# TASK BRIEF
Transcribe the material word for word, but without the images.

# DATA PROVIDED
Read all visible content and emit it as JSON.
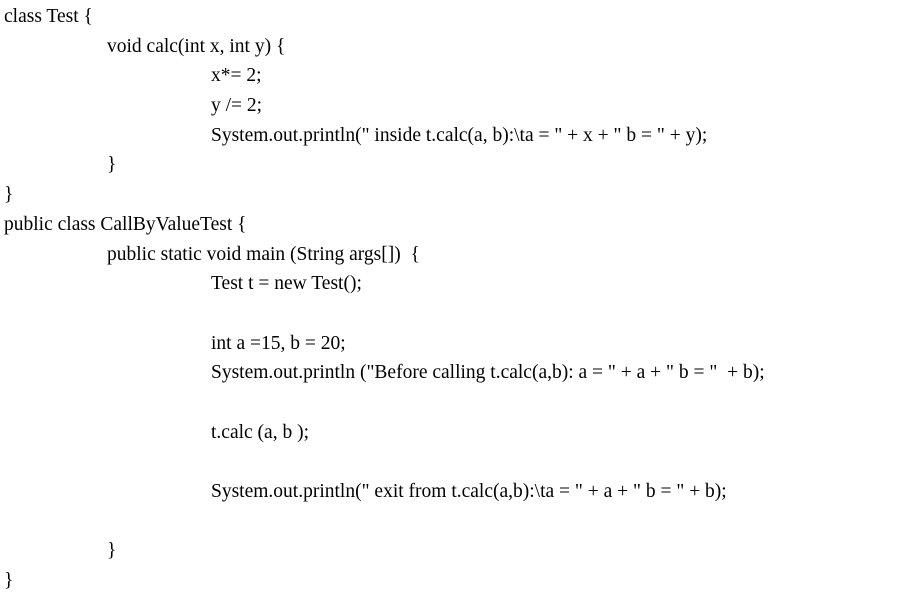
{
  "document": {
    "kind": "java-source-code-listing",
    "background_color": "#ffffff",
    "text_color": "#000000",
    "lines": [
      {
        "indent": 0,
        "text": "class Test {"
      },
      {
        "indent": 1,
        "text": "void calc(int x, int y) {"
      },
      {
        "indent": 2,
        "text": "x*= 2;"
      },
      {
        "indent": 2,
        "text": "y /= 2;"
      },
      {
        "indent": 2,
        "text": "System.out.println(\" inside t.calc(a, b):\\ta = \" + x + \" b = \" + y);"
      },
      {
        "indent": 1,
        "text": "}"
      },
      {
        "indent": 0,
        "text": "}"
      },
      {
        "indent": 0,
        "text": "public class CallByValueTest {"
      },
      {
        "indent": 1,
        "text": "public static void main (String args[])  {"
      },
      {
        "indent": 2,
        "text": "Test t = new Test();"
      },
      {
        "indent": 2,
        "text": ""
      },
      {
        "indent": 2,
        "text": "int a =15, b = 20;"
      },
      {
        "indent": 2,
        "text": "System.out.println (\"Before calling t.calc(a,b): a = \" + a + \" b = \"  + b);"
      },
      {
        "indent": 2,
        "text": ""
      },
      {
        "indent": 2,
        "text": "t.calc (a, b );"
      },
      {
        "indent": 2,
        "text": ""
      },
      {
        "indent": 2,
        "text": "System.out.println(\" exit from t.calc(a,b):\\ta = \" + a + \" b = \" + b);"
      },
      {
        "indent": 2,
        "text": ""
      },
      {
        "indent": 1,
        "text": "}"
      },
      {
        "indent": 0,
        "text": "}"
      }
    ]
  }
}
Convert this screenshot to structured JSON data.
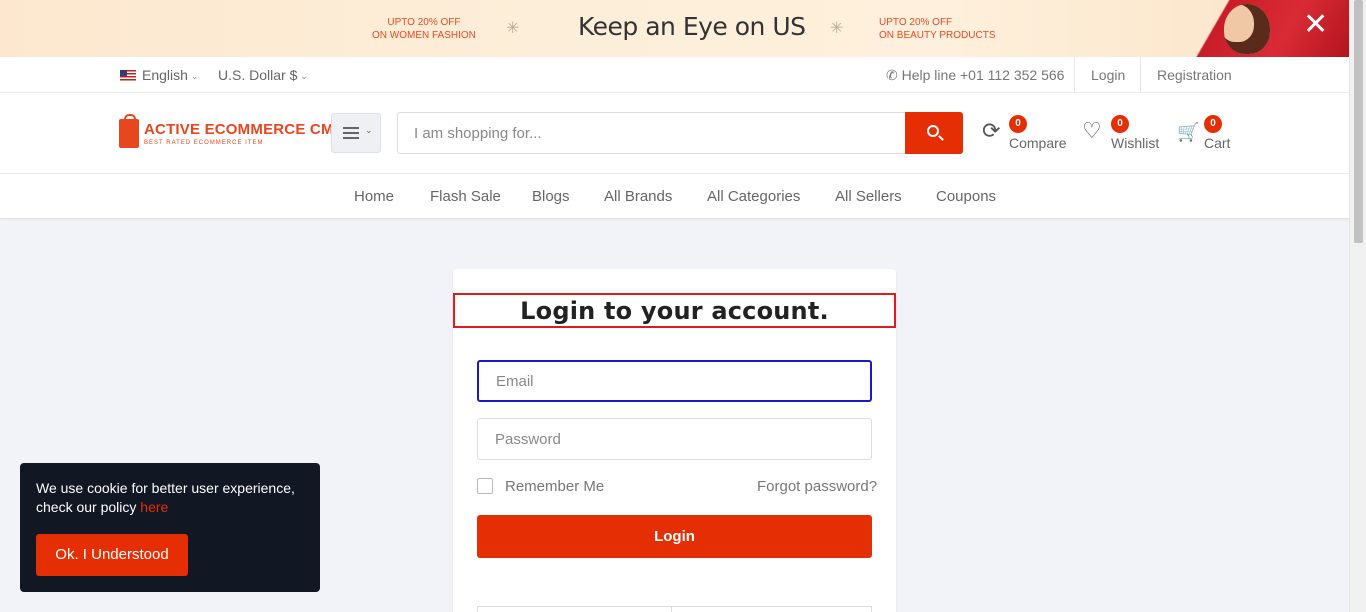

# FINISHED EXERCISE
Read all visible content and emit it as JSON.
{
  "document": {
    "kind": "java-source-code-listing",
    "background_color": "#ffffff",
    "text_color": "#000000",
    "lines": [
      {
        "indent": 0,
        "text": "class Test {"
      },
      {
        "indent": 1,
        "text": "void calc(int x, int y) {"
      },
      {
        "indent": 2,
        "text": "x*= 2;"
      },
      {
        "indent": 2,
        "text": "y /= 2;"
      },
      {
        "indent": 2,
        "text": "System.out.println(\" inside t.calc(a, b):\\ta = \" + x + \" b = \" + y);"
      },
      {
        "indent": 1,
        "text": "}"
      },
      {
        "indent": 0,
        "text": "}"
      },
      {
        "indent": 0,
        "text": "public class CallByValueTest {"
      },
      {
        "indent": 1,
        "text": "public static void main (String args[])  {"
      },
      {
        "indent": 2,
        "text": "Test t = new Test();"
      },
      {
        "indent": 2,
        "text": ""
      },
      {
        "indent": 2,
        "text": "int a =15, b = 20;"
      },
      {
        "indent": 2,
        "text": "System.out.println (\"Before calling t.calc(a,b): a = \" + a + \" b = \"  + b);"
      },
      {
        "indent": 2,
        "text": ""
      },
      {
        "indent": 2,
        "text": "t.calc (a, b );"
      },
      {
        "indent": 2,
        "text": ""
      },
      {
        "indent": 2,
        "text": "System.out.println(\" exit from t.calc(a,b):\\ta = \" + a + \" b = \" + b);"
      },
      {
        "indent": 2,
        "text": ""
      },
      {
        "indent": 1,
        "text": "}"
      },
      {
        "indent": 0,
        "text": "}"
      }
    ]
  }
}
Convert this screenshot to structured JSON data.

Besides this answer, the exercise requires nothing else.